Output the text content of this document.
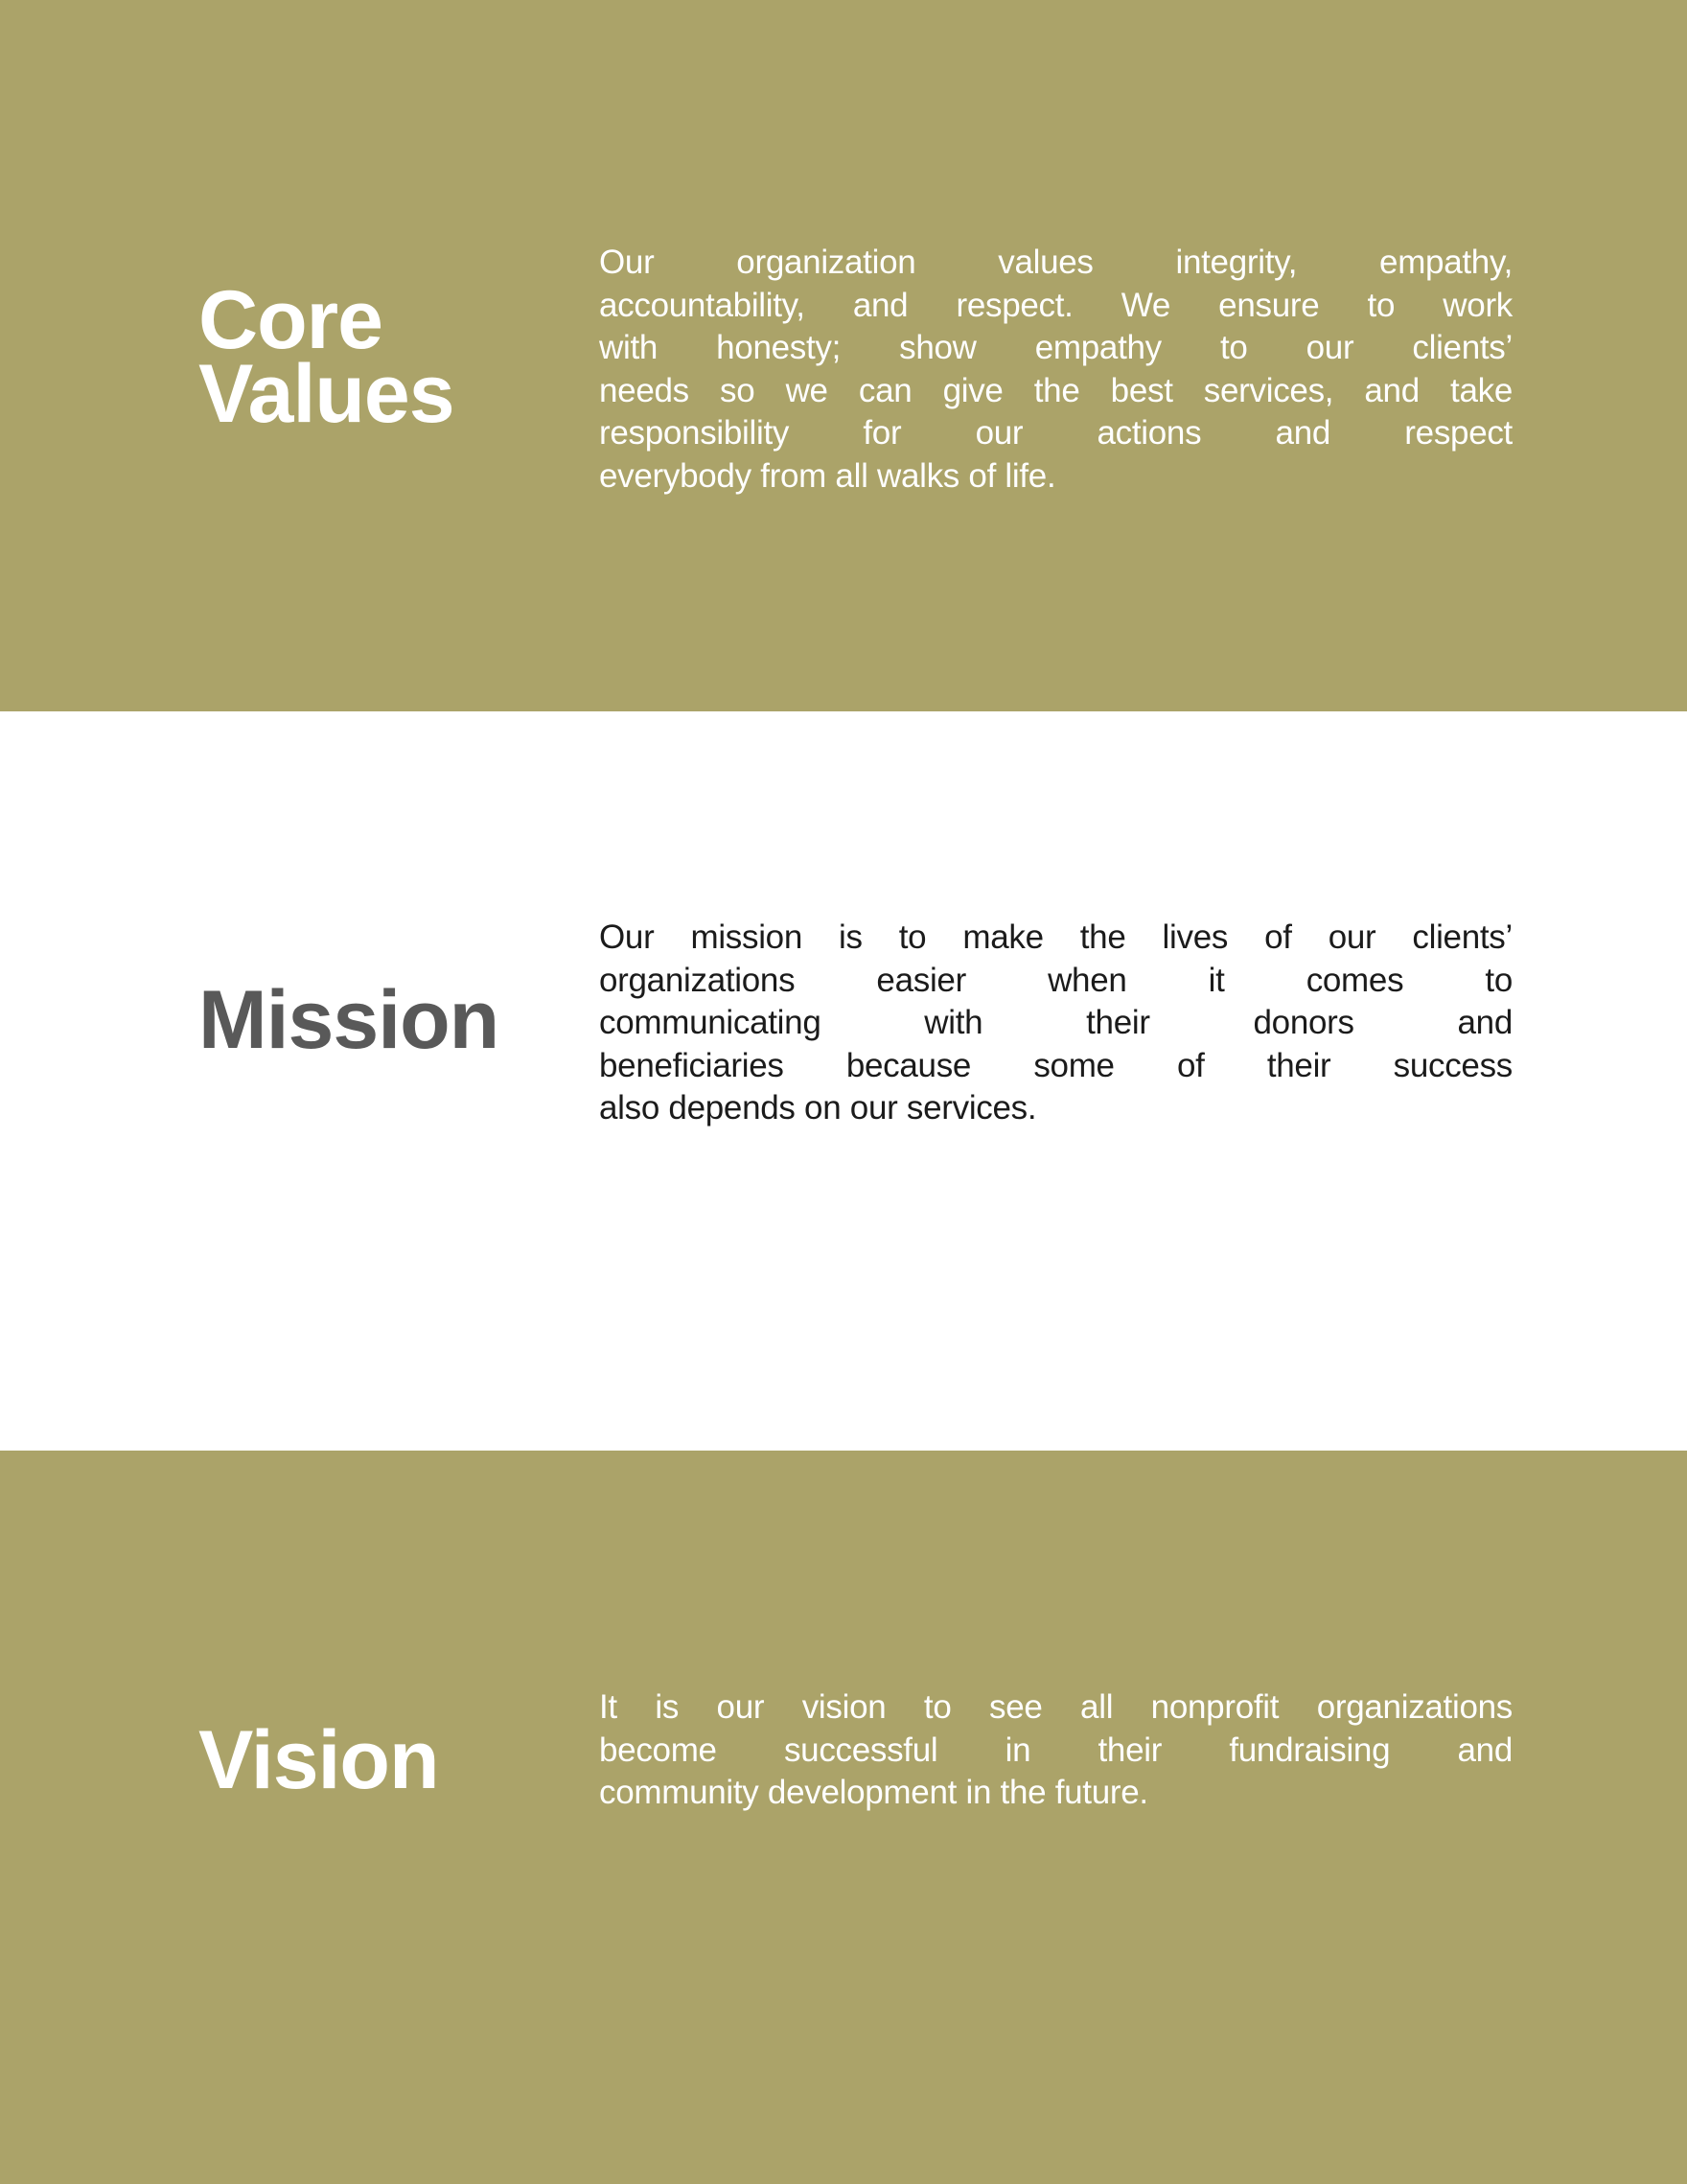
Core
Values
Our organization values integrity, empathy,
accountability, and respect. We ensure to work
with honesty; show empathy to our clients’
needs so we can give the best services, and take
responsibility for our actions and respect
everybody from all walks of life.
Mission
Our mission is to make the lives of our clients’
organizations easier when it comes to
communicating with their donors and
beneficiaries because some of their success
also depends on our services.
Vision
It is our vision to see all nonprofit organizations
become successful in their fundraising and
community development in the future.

----------------

# The task
Scan the material for lines with the word "empathy", and copy each line you find.

# Answer to the exercise
Our organization values integrity, empathy,
with honesty; show empathy to our clients’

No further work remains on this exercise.